Segment Start: SUPPLIED DATA

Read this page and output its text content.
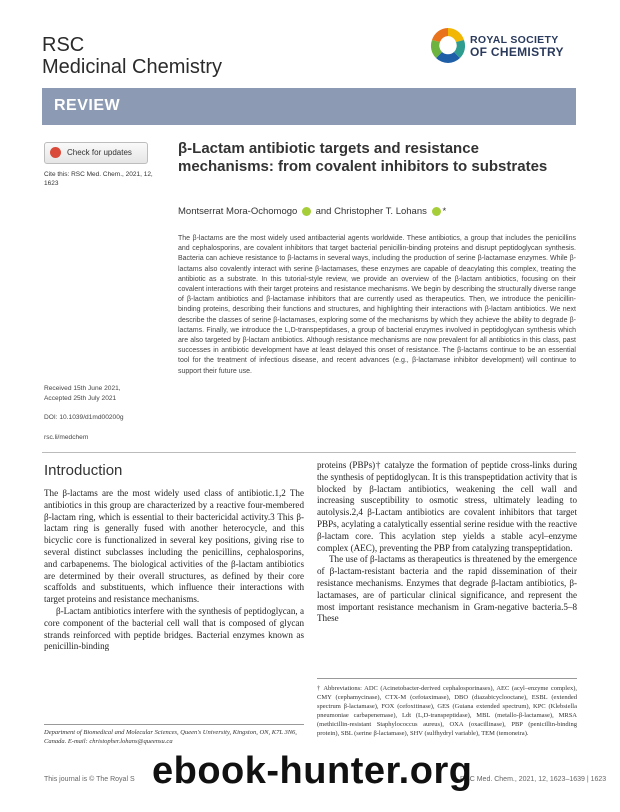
RSC
Medicinal Chemistry
ROYAL SOCIETY
OF CHEMISTRY
REVIEW
Check for updates
Cite this: RSC Med. Chem., 2021, 12, 1623
β-Lactam antibiotic targets and resistance mechanisms: from covalent inhibitors to substrates
Montserrat Mora-Ochomogo and Christopher T. Lohans *
The β-lactams are the most widely used antibacterial agents worldwide. These antibiotics, a group that includes the penicillins and cephalosporins, are covalent inhibitors that target bacterial penicillin-binding proteins and disrupt peptidoglycan synthesis. Bacteria can achieve resistance to β-lactams in several ways, including the production of serine β-lactamase enzymes. While β-lactams also covalently interact with serine β-lactamases, these enzymes are capable of deacylating this complex, treating the antibiotic as a substrate. In this tutorial-style review, we provide an overview of the β-lactam antibiotics, focusing on their covalent interactions with their target proteins and resistance mechanisms. We begin by describing the structurally diverse range of β-lactam antibiotics and β-lactamase inhibitors that are currently used as therapeutics. Then, we introduce the penicillin-binding proteins, describing their functions and structures, and highlighting their interactions with β-lactam antibiotics. We next describe the classes of serine β-lactamases, exploring some of the mechanisms by which they achieve the ability to degrade β-lactams. Finally, we introduce the L,D-transpeptidases, a group of bacterial enzymes involved in peptidoglycan synthesis which are also targeted by β-lactam antibiotics. Although resistance mechanisms are now prevalent for all antibiotics in this class, past successes in antibiotic development have at least delayed this onset of resistance. The β-lactams continue to be an essential tool for the treatment of infectious disease, and recent advances (e.g., β-lactamase inhibitor development) will continue to support their future use.
Received 15th June 2021,
Accepted 25th July 2021
DOI: 10.1039/d1md00200g
rsc.li/medchem
Introduction

The β-lactams are the most widely used class of antibiotic.1,2 The antibiotics in this group are characterized by a reactive four-membered β-lactam ring, which is essential to their bactericidal activity.3 This β-lactam ring is generally fused with another heterocycle, and this bicyclic core is functionalized in several key positions, giving rise to several distinct subclasses including the penicillins, cephalosporins, and carbapenems. The biological activities of the β-lactam antibiotics are determined by their overall structures, as defined by their core scaffolds and substituents, which influence their interactions with target proteins and resistance mechanisms.

β-Lactam antibiotics interfere with the synthesis of peptidoglycan, a core component of the bacterial cell wall that is composed of glycan strands reinforced with peptide bridges. Bacterial enzymes known as penicillin-binding

proteins (PBPs)† catalyze the formation of peptide cross-links during the synthesis of peptidoglycan. It is this transpeptidation activity that is blocked by β-lactam antibiotics, weakening the cell wall and increasing susceptibility to osmotic stress, ultimately leading to autolysis.2,4 β-Lactam antibiotics are covalent inhibitors that target PBPs, acylating a catalytically essential serine residue with the reactive β-lactam core. This acylation step yields a stable acyl–enzyme complex (AEC), preventing the PBP from catalyzing transpeptidation.

The use of β-lactams as therapeutics is threatened by the emergence of β-lactam-resistant bacteria and the rapid dissemination of their resistance mechanisms. Enzymes that degrade β-lactam antibiotics, β-lactamases, are of particular clinical significance, and represent the most important resistance mechanism in Gram-negative bacteria.5–8 These

† Abbreviations: ADC (Acinetobacter-derived cephalosporinases), AEC (acyl–enzyme complex), CMY (cephamycinase), CTX-M (cefotaximase), DBO (diazabicyclooctane), ESBL (extended spectrum β-lactamase), FOX (cefoxitinase), GES (Guiana extended spectrum), KPC (Klebsiella pneumoniae carbapenemase), Ldt (L,D-transpeptidase), MBL (metallo-β-lactamase), MRSA (methicillin-resistant Staphylococcus aureus), OXA (oxacillinase), PBP (penicillin-binding protein), SBL (serine β-lactamase), SHV (sulfhydryl variable), TEM (temoneira).
Department of Biomedical and Molecular Sciences, Queen's University, Kingston, ON, K7L 3N6, Canada. E-mail: christopher.lohans@queensu.ca
This journal is © The Royal S	RSC Med. Chem., 2021, 12, 1623–1639 | 1623
ebook-hunter.org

Segment End: SUPPLIED DATA

PROBLEM STATEMENT: The answer needed is a single number: how many lines in the records above hold the string "from". Please write nothing else.

ANSWER SECTION: 2